▶ _INSTRUCTION_: Report, as a bare number, how many lines contain the string "girls".

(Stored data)

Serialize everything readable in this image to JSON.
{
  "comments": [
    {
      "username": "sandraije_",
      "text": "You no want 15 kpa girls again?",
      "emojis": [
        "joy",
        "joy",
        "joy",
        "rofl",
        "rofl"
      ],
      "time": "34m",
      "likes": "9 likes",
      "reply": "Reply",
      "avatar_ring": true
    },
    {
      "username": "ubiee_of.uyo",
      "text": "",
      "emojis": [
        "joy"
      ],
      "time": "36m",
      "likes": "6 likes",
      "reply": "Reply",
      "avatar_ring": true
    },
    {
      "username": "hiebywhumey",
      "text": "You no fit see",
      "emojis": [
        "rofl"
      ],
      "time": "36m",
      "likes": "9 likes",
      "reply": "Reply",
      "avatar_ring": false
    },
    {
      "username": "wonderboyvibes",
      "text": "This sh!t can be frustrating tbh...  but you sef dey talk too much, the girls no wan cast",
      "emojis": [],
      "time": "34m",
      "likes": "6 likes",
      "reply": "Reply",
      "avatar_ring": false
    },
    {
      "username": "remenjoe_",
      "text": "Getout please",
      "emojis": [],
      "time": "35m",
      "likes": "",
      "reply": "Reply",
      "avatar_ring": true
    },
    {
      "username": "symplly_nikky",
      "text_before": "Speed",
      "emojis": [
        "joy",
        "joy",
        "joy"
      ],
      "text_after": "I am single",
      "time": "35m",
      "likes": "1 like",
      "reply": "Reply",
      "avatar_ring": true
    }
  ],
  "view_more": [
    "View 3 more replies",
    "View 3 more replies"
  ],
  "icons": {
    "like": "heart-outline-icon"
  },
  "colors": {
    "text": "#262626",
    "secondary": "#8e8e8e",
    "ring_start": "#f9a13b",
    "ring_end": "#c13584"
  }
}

▶ _FINAL RESULT_: 2